● **Problem statement**:
Provide an exact reproduction of every entry.

------ Provided information ------

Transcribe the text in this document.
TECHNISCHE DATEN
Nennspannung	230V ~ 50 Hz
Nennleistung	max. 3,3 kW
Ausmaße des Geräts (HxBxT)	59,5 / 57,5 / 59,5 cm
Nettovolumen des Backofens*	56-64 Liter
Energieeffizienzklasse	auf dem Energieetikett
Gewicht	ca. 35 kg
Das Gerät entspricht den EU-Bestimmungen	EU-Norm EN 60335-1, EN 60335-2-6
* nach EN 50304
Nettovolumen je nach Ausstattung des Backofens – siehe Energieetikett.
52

------

● **Complete output**:
Transcribe the text in this document.
TECHNISCHE DATEN
Nennspannung	230V ~ 50 Hz
Nennleistung	max. 3,3 kW
Ausmaße des Geräts (HxBxT)	59,5 / 57,5 / 59,5 cm
Nettovolumen des Backofens*	56-64 Liter
Energieeffizienzklasse	auf dem Energieetikett
Gewicht	ca. 35 kg
Das Gerät entspricht den EU-Bestimmungen	EU-Norm EN 60335-1, EN 60335-2-6
* nach EN 50304
Nettovolumen je nach Ausstattung des Backofens – siehe Energieetikett.
52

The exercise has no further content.